• _Collected data entries_
┌──

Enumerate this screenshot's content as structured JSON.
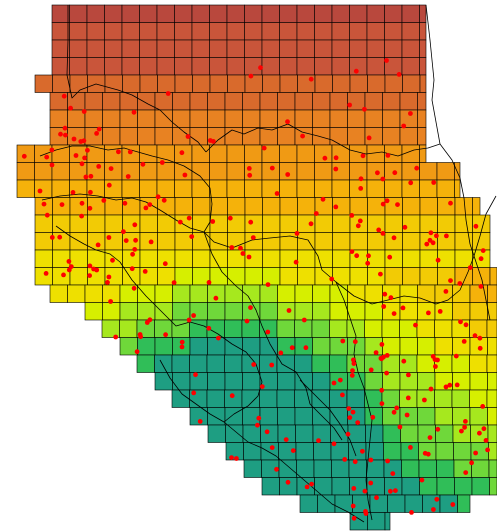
{
  "colors": {
    "background": "#ffffff",
    "grid_line": "#000000",
    "border_line": "#000000",
    "points": "#ff0000",
    "scale": [
      "#b9483d",
      "#c9553a",
      "#d96a2c",
      "#e88222",
      "#f09a14",
      "#f5b20a",
      "#f2cb05",
      "#eee000",
      "#d6ef00",
      "#a6e81e",
      "#6fd83a",
      "#30be58",
      "#1e9e82"
    ]
  },
  "layers": {
    "grid": "value-grid",
    "boundaries": "country-boundaries",
    "points": "sample-points"
  }
}
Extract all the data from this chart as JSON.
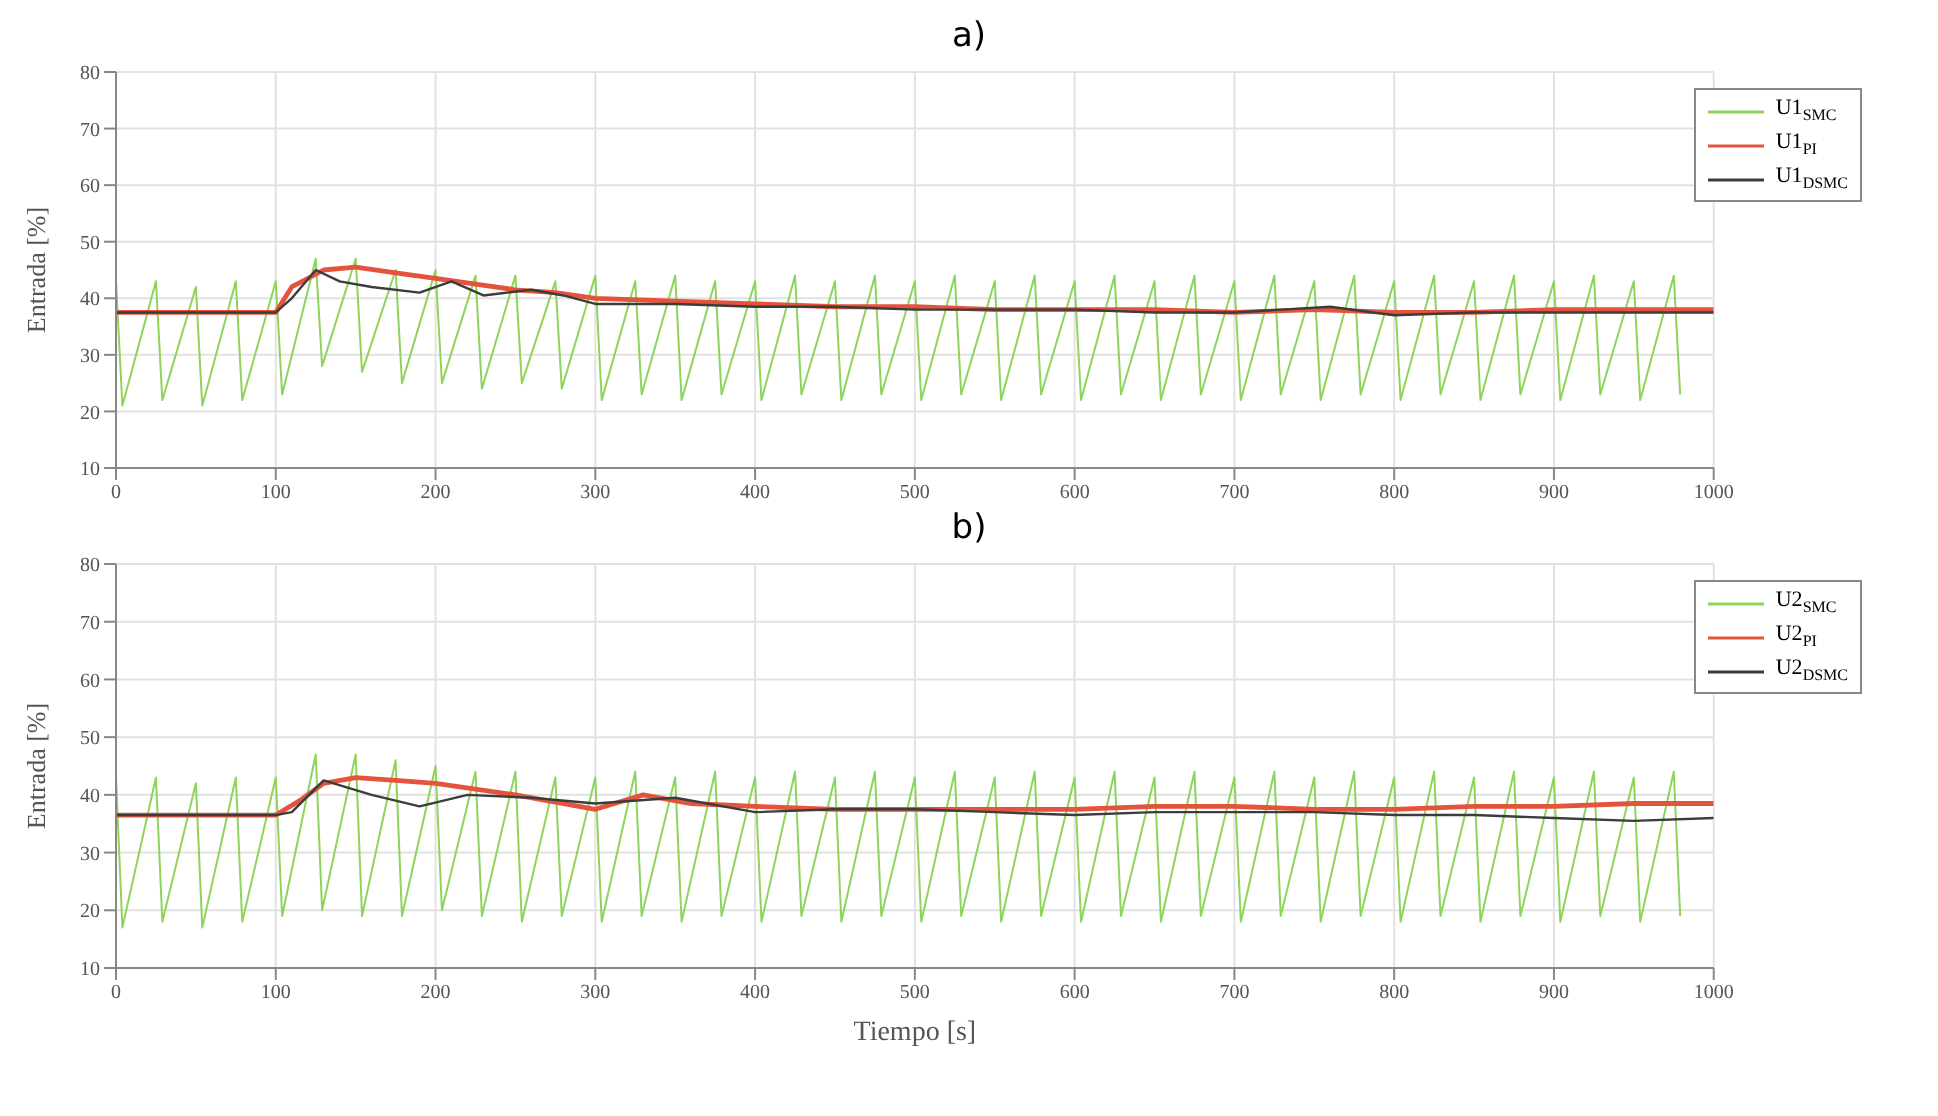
{
  "chart_data": [
    {
      "type": "line",
      "title": "a)",
      "ylabel": "Entrada [%]",
      "xlim": [
        0,
        1000
      ],
      "xticks": [
        0,
        100,
        200,
        300,
        400,
        500,
        600,
        700,
        800,
        900,
        1000
      ],
      "ylim": [
        10,
        80
      ],
      "yticks": [
        10,
        20,
        30,
        40,
        50,
        60,
        70,
        80
      ],
      "grid": true,
      "legend": "top right",
      "series": [
        {
          "name": "U1$_{SMC}$",
          "color": "#8ed45a",
          "x": [
            0,
            4,
            25,
            29,
            50,
            54,
            75,
            79,
            100,
            104,
            125,
            129,
            150,
            154,
            175,
            179,
            200,
            204,
            225,
            229,
            250,
            254,
            275,
            279,
            300,
            304,
            325,
            329,
            350,
            354,
            375,
            379,
            400,
            404,
            425,
            429,
            450,
            454,
            475,
            479,
            500,
            504,
            525,
            529,
            550,
            554,
            575,
            579,
            600,
            604,
            625,
            629,
            650,
            654,
            675,
            679,
            700,
            704,
            725,
            729,
            750,
            754,
            775,
            779,
            800,
            804,
            825,
            829,
            850,
            854,
            875,
            879,
            900,
            904,
            925,
            929,
            950,
            954,
            975,
            979
          ],
          "values": [
            43,
            21,
            43,
            22,
            42,
            21,
            43,
            22,
            43,
            23,
            47,
            28,
            47,
            27,
            45,
            25,
            45,
            25,
            44,
            24,
            44,
            25,
            43,
            24,
            44,
            22,
            43,
            23,
            44,
            22,
            43,
            23,
            43,
            22,
            44,
            23,
            43,
            22,
            44,
            23,
            43,
            22,
            44,
            23,
            43,
            22,
            44,
            23,
            43,
            22,
            44,
            23,
            43,
            22,
            44,
            23,
            43,
            22,
            44,
            23,
            43,
            22,
            44,
            23,
            43,
            22,
            44,
            23,
            43,
            22,
            44,
            23,
            43,
            22,
            44,
            23,
            43,
            22,
            44,
            23
          ]
        },
        {
          "name": "U1$_{PI}$",
          "color": "#e5533d",
          "x": [
            0,
            50,
            100,
            110,
            130,
            150,
            175,
            200,
            225,
            250,
            275,
            300,
            350,
            400,
            450,
            500,
            550,
            600,
            650,
            700,
            750,
            800,
            850,
            900,
            950,
            1000
          ],
          "values": [
            37.5,
            37.5,
            37.5,
            42,
            45,
            45.5,
            44.5,
            43.5,
            42.5,
            41.5,
            41,
            40,
            39.5,
            39,
            38.5,
            38.5,
            38,
            38,
            38,
            37.5,
            38,
            37.5,
            37.5,
            38,
            38,
            38
          ]
        },
        {
          "name": "U1$_{DSMC}$",
          "color": "#3c3c3c",
          "x": [
            0,
            50,
            100,
            110,
            125,
            140,
            160,
            190,
            210,
            230,
            260,
            280,
            300,
            350,
            400,
            450,
            500,
            550,
            600,
            650,
            700,
            760,
            800,
            850,
            900,
            950,
            1000
          ],
          "values": [
            37.5,
            37.5,
            37.5,
            40,
            45,
            43,
            42,
            41,
            43,
            40.5,
            41.5,
            40.5,
            39,
            39,
            38.5,
            38.5,
            38,
            38,
            38,
            37.5,
            37.5,
            38.5,
            37,
            37.5,
            37.5,
            37.5,
            37.5
          ]
        }
      ]
    },
    {
      "type": "line",
      "title": "b)",
      "xlabel": "Tiempo [s]",
      "ylabel": "Entrada [%]",
      "xlim": [
        0,
        1000
      ],
      "xticks": [
        0,
        100,
        200,
        300,
        400,
        500,
        600,
        700,
        800,
        900,
        1000
      ],
      "ylim": [
        10,
        80
      ],
      "yticks": [
        10,
        20,
        30,
        40,
        50,
        60,
        70,
        80
      ],
      "grid": true,
      "legend": "top right",
      "series": [
        {
          "name": "U2$_{SMC}$",
          "color": "#8ed45a",
          "x": [
            0,
            4,
            25,
            29,
            50,
            54,
            75,
            79,
            100,
            104,
            125,
            129,
            150,
            154,
            175,
            179,
            200,
            204,
            225,
            229,
            250,
            254,
            275,
            279,
            300,
            304,
            325,
            329,
            350,
            354,
            375,
            379,
            400,
            404,
            425,
            429,
            450,
            454,
            475,
            479,
            500,
            504,
            525,
            529,
            550,
            554,
            575,
            579,
            600,
            604,
            625,
            629,
            650,
            654,
            675,
            679,
            700,
            704,
            725,
            729,
            750,
            754,
            775,
            779,
            800,
            804,
            825,
            829,
            850,
            854,
            875,
            879,
            900,
            904,
            925,
            929,
            950,
            954,
            975,
            979
          ],
          "values": [
            43,
            17,
            43,
            18,
            42,
            17,
            43,
            18,
            43,
            19,
            47,
            20,
            47,
            19,
            46,
            19,
            45,
            20,
            44,
            19,
            44,
            18,
            43,
            19,
            43,
            18,
            44,
            19,
            43,
            18,
            44,
            19,
            43,
            18,
            44,
            19,
            43,
            18,
            44,
            19,
            43,
            18,
            44,
            19,
            43,
            18,
            44,
            19,
            43,
            18,
            44,
            19,
            43,
            18,
            44,
            19,
            43,
            18,
            44,
            19,
            43,
            18,
            44,
            19,
            43,
            18,
            44,
            19,
            43,
            18,
            44,
            19,
            43,
            18,
            44,
            19,
            43,
            18,
            44,
            19
          ]
        },
        {
          "name": "U2$_{PI}$",
          "color": "#e5533d",
          "x": [
            0,
            50,
            100,
            115,
            130,
            150,
            175,
            200,
            250,
            300,
            330,
            360,
            400,
            450,
            500,
            550,
            600,
            650,
            700,
            750,
            800,
            850,
            900,
            950,
            1000
          ],
          "values": [
            36.5,
            36.5,
            36.5,
            39,
            42,
            43,
            42.5,
            42,
            40,
            37.5,
            40,
            38.5,
            38,
            37.5,
            37.5,
            37.5,
            37.5,
            38,
            38,
            37.5,
            37.5,
            38,
            38,
            38.5,
            38.5
          ]
        },
        {
          "name": "U2$_{DSMC}$",
          "color": "#3c3c3c",
          "x": [
            0,
            50,
            100,
            110,
            130,
            160,
            190,
            220,
            260,
            300,
            350,
            400,
            450,
            500,
            550,
            600,
            650,
            700,
            750,
            800,
            850,
            900,
            950,
            1000
          ],
          "values": [
            36.5,
            36.5,
            36.5,
            37,
            42.5,
            40,
            38,
            40,
            39.5,
            38.5,
            39.5,
            37,
            37.5,
            37.5,
            37,
            36.5,
            37,
            37,
            37,
            36.5,
            36.5,
            36,
            35.5,
            36
          ]
        }
      ]
    }
  ]
}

└──

• _Aim of the exercise_
Give the entries again without a single change, but with no pictures.

• _The solution_
Enumerate this screenshot's content as structured JSON.
{
  "colors": {
    "background": "#ffffff",
    "grid_line": "#000000",
    "border_line": "#000000",
    "points": "#ff0000",
    "scale": [
      "#b9483d",
      "#c9553a",
      "#d96a2c",
      "#e88222",
      "#f09a14",
      "#f5b20a",
      "#f2cb05",
      "#eee000",
      "#d6ef00",
      "#a6e81e",
      "#6fd83a",
      "#30be58",
      "#1e9e82"
    ]
  },
  "layers": {
    "grid": "value-grid",
    "boundaries": "country-boundaries",
    "points": "sample-points"
  }
}
Extract all the data from this chart as JSON.
{
  "chart_data": [
    {
      "type": "line",
      "title": "a)",
      "ylabel": "Entrada [%]",
      "xlim": [
        0,
        1000
      ],
      "xticks": [
        0,
        100,
        200,
        300,
        400,
        500,
        600,
        700,
        800,
        900,
        1000
      ],
      "ylim": [
        10,
        80
      ],
      "yticks": [
        10,
        20,
        30,
        40,
        50,
        60,
        70,
        80
      ],
      "grid": true,
      "legend": "top right",
      "series": [
        {
          "name": "U1$_{SMC}$",
          "color": "#8ed45a",
          "x": [
            0,
            4,
            25,
            29,
            50,
            54,
            75,
            79,
            100,
            104,
            125,
            129,
            150,
            154,
            175,
            179,
            200,
            204,
            225,
            229,
            250,
            254,
            275,
            279,
            300,
            304,
            325,
            329,
            350,
            354,
            375,
            379,
            400,
            404,
            425,
            429,
            450,
            454,
            475,
            479,
            500,
            504,
            525,
            529,
            550,
            554,
            575,
            579,
            600,
            604,
            625,
            629,
            650,
            654,
            675,
            679,
            700,
            704,
            725,
            729,
            750,
            754,
            775,
            779,
            800,
            804,
            825,
            829,
            850,
            854,
            875,
            879,
            900,
            904,
            925,
            929,
            950,
            954,
            975,
            979
          ],
          "values": [
            43,
            21,
            43,
            22,
            42,
            21,
            43,
            22,
            43,
            23,
            47,
            28,
            47,
            27,
            45,
            25,
            45,
            25,
            44,
            24,
            44,
            25,
            43,
            24,
            44,
            22,
            43,
            23,
            44,
            22,
            43,
            23,
            43,
            22,
            44,
            23,
            43,
            22,
            44,
            23,
            43,
            22,
            44,
            23,
            43,
            22,
            44,
            23,
            43,
            22,
            44,
            23,
            43,
            22,
            44,
            23,
            43,
            22,
            44,
            23,
            43,
            22,
            44,
            23,
            43,
            22,
            44,
            23,
            43,
            22,
            44,
            23,
            43,
            22,
            44,
            23,
            43,
            22,
            44,
            23
          ]
        },
        {
          "name": "U1$_{PI}$",
          "color": "#e5533d",
          "x": [
            0,
            50,
            100,
            110,
            130,
            150,
            175,
            200,
            225,
            250,
            275,
            300,
            350,
            400,
            450,
            500,
            550,
            600,
            650,
            700,
            750,
            800,
            850,
            900,
            950,
            1000
          ],
          "values": [
            37.5,
            37.5,
            37.5,
            42,
            45,
            45.5,
            44.5,
            43.5,
            42.5,
            41.5,
            41,
            40,
            39.5,
            39,
            38.5,
            38.5,
            38,
            38,
            38,
            37.5,
            38,
            37.5,
            37.5,
            38,
            38,
            38
          ]
        },
        {
          "name": "U1$_{DSMC}$",
          "color": "#3c3c3c",
          "x": [
            0,
            50,
            100,
            110,
            125,
            140,
            160,
            190,
            210,
            230,
            260,
            280,
            300,
            350,
            400,
            450,
            500,
            550,
            600,
            650,
            700,
            760,
            800,
            850,
            900,
            950,
            1000
          ],
          "values": [
            37.5,
            37.5,
            37.5,
            40,
            45,
            43,
            42,
            41,
            43,
            40.5,
            41.5,
            40.5,
            39,
            39,
            38.5,
            38.5,
            38,
            38,
            38,
            37.5,
            37.5,
            38.5,
            37,
            37.5,
            37.5,
            37.5,
            37.5
          ]
        }
      ]
    },
    {
      "type": "line",
      "title": "b)",
      "xlabel": "Tiempo [s]",
      "ylabel": "Entrada [%]",
      "xlim": [
        0,
        1000
      ],
      "xticks": [
        0,
        100,
        200,
        300,
        400,
        500,
        600,
        700,
        800,
        900,
        1000
      ],
      "ylim": [
        10,
        80
      ],
      "yticks": [
        10,
        20,
        30,
        40,
        50,
        60,
        70,
        80
      ],
      "grid": true,
      "legend": "top right",
      "series": [
        {
          "name": "U2$_{SMC}$",
          "color": "#8ed45a",
          "x": [
            0,
            4,
            25,
            29,
            50,
            54,
            75,
            79,
            100,
            104,
            125,
            129,
            150,
            154,
            175,
            179,
            200,
            204,
            225,
            229,
            250,
            254,
            275,
            279,
            300,
            304,
            325,
            329,
            350,
            354,
            375,
            379,
            400,
            404,
            425,
            429,
            450,
            454,
            475,
            479,
            500,
            504,
            525,
            529,
            550,
            554,
            575,
            579,
            600,
            604,
            625,
            629,
            650,
            654,
            675,
            679,
            700,
            704,
            725,
            729,
            750,
            754,
            775,
            779,
            800,
            804,
            825,
            829,
            850,
            854,
            875,
            879,
            900,
            904,
            925,
            929,
            950,
            954,
            975,
            979
          ],
          "values": [
            43,
            17,
            43,
            18,
            42,
            17,
            43,
            18,
            43,
            19,
            47,
            20,
            47,
            19,
            46,
            19,
            45,
            20,
            44,
            19,
            44,
            18,
            43,
            19,
            43,
            18,
            44,
            19,
            43,
            18,
            44,
            19,
            43,
            18,
            44,
            19,
            43,
            18,
            44,
            19,
            43,
            18,
            44,
            19,
            43,
            18,
            44,
            19,
            43,
            18,
            44,
            19,
            43,
            18,
            44,
            19,
            43,
            18,
            44,
            19,
            43,
            18,
            44,
            19,
            43,
            18,
            44,
            19,
            43,
            18,
            44,
            19,
            43,
            18,
            44,
            19,
            43,
            18,
            44,
            19
          ]
        },
        {
          "name": "U2$_{PI}$",
          "color": "#e5533d",
          "x": [
            0,
            50,
            100,
            115,
            130,
            150,
            175,
            200,
            250,
            300,
            330,
            360,
            400,
            450,
            500,
            550,
            600,
            650,
            700,
            750,
            800,
            850,
            900,
            950,
            1000
          ],
          "values": [
            36.5,
            36.5,
            36.5,
            39,
            42,
            43,
            42.5,
            42,
            40,
            37.5,
            40,
            38.5,
            38,
            37.5,
            37.5,
            37.5,
            37.5,
            38,
            38,
            37.5,
            37.5,
            38,
            38,
            38.5,
            38.5
          ]
        },
        {
          "name": "U2$_{DSMC}$",
          "color": "#3c3c3c",
          "x": [
            0,
            50,
            100,
            110,
            130,
            160,
            190,
            220,
            260,
            300,
            350,
            400,
            450,
            500,
            550,
            600,
            650,
            700,
            750,
            800,
            850,
            900,
            950,
            1000
          ],
          "values": [
            36.5,
            36.5,
            36.5,
            37,
            42.5,
            40,
            38,
            40,
            39.5,
            38.5,
            39.5,
            37,
            37.5,
            37.5,
            37,
            36.5,
            37,
            37,
            37,
            36.5,
            36.5,
            36,
            35.5,
            36
          ]
        }
      ]
    }
  ]
}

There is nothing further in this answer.